Work instructions ▸
Render every entry verbatim.

Dataset records ▸
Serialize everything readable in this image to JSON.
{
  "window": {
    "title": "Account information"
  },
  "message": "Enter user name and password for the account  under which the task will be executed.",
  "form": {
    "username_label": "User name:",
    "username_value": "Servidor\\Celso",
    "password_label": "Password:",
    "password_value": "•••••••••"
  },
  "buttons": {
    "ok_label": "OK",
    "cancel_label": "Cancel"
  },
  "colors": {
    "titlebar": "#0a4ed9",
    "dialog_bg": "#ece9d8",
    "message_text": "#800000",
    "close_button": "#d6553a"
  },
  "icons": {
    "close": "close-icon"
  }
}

Written response ▸
Serialize everything readable in this image to JSON.
{
  "window": {
    "title": "Account information"
  },
  "message": "Enter user name and password for the account  under which the task will be executed.",
  "form": {
    "username_label": "User name:",
    "username_value": "Servidor\\Celso",
    "password_label": "Password:",
    "password_value": "•••••••••"
  },
  "buttons": {
    "ok_label": "OK",
    "cancel_label": "Cancel"
  },
  "colors": {
    "titlebar": "#0a4ed9",
    "dialog_bg": "#ece9d8",
    "message_text": "#800000",
    "close_button": "#d6553a"
  },
  "icons": {
    "close": "close-icon"
  }
}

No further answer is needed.